-- Supplied text --
* * * *

Double Trouble () is a 1984 Italian comedy film directed by Enzo Barboni (as E.B. Clucher) and starring the comedy team of Terence Hill and Bud Spencer.

Plot
Portuguese Brazilian billionaire cousins Bastiano and Antonio Coimbra de la Coronilla y Azevedo are in fear for their lives after several assassination attempts. Therefore, they have an agency find two look-alikes, stuntman Elliot Vance and the saxophone-playing small-time criminal Greg Wonder, to temporarily take their place and find out who is behind the assassination attempts.
Elliot and Greg manage to fight their way through all kinds of situations without too much trouble while getting closer to the mastermind behind it all. Additionally they quickly come to like the jet-set life. The resulting damage to their reputation provokes the Coimbras to return to Rio ahead of time. This puts them right into the sights of their enemies, alongside the cousins' look-alikes.

* * * *

-- Work to do --
1. Reproduce the part of the Double Trouble film summary from "Double Trouble ()" to "and Bud Spencer.".
2. List the first names of all the characters mentioned by name in the plot of the Double Trouble film summary.

* * * *

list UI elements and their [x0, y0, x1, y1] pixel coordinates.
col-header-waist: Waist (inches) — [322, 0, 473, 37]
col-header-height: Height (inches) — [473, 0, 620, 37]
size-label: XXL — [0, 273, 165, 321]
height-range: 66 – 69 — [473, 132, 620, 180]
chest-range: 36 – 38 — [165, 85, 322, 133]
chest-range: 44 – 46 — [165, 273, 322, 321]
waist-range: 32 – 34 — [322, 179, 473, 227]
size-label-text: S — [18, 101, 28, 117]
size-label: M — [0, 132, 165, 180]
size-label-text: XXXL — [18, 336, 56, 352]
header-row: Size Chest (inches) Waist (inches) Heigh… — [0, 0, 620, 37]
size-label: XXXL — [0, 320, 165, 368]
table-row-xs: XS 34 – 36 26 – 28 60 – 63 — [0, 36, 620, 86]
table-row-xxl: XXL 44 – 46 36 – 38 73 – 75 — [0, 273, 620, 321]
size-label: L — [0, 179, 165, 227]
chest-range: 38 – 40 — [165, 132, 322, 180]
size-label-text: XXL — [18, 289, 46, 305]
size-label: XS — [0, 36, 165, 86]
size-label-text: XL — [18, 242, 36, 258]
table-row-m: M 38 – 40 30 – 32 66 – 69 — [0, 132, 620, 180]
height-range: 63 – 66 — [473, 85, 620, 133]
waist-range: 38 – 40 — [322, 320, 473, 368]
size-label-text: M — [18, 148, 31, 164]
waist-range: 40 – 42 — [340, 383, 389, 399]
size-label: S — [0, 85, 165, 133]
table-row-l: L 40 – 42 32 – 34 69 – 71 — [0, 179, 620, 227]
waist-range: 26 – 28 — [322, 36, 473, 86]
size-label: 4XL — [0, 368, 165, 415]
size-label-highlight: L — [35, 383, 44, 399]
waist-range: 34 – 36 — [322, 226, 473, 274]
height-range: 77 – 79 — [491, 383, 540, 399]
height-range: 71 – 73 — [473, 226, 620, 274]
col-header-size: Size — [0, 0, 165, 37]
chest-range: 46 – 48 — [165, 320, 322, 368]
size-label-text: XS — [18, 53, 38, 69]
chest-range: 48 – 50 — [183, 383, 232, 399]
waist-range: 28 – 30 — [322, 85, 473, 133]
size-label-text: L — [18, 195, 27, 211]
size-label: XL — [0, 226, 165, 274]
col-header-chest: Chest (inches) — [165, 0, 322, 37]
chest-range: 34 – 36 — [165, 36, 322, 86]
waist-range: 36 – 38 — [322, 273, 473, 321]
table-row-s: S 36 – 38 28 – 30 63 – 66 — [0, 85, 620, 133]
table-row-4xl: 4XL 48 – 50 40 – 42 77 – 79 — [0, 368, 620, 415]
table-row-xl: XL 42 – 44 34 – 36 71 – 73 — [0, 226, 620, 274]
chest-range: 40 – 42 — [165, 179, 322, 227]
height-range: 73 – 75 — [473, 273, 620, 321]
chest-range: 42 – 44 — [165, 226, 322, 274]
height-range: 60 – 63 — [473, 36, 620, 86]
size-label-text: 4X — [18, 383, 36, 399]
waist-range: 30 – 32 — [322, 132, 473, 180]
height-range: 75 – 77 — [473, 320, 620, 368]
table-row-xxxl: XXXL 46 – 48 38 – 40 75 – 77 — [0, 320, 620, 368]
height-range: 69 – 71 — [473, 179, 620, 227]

* * * *

-- Responses in order --
1.
Double Trouble () is a 1984 Italian comedy film directed by Enzo Barboni (as E.B. Clucher) and starring the comedy team of Terence Hill and Bud Spencer.

2. Bastiano, Antonio, Elliot, Greg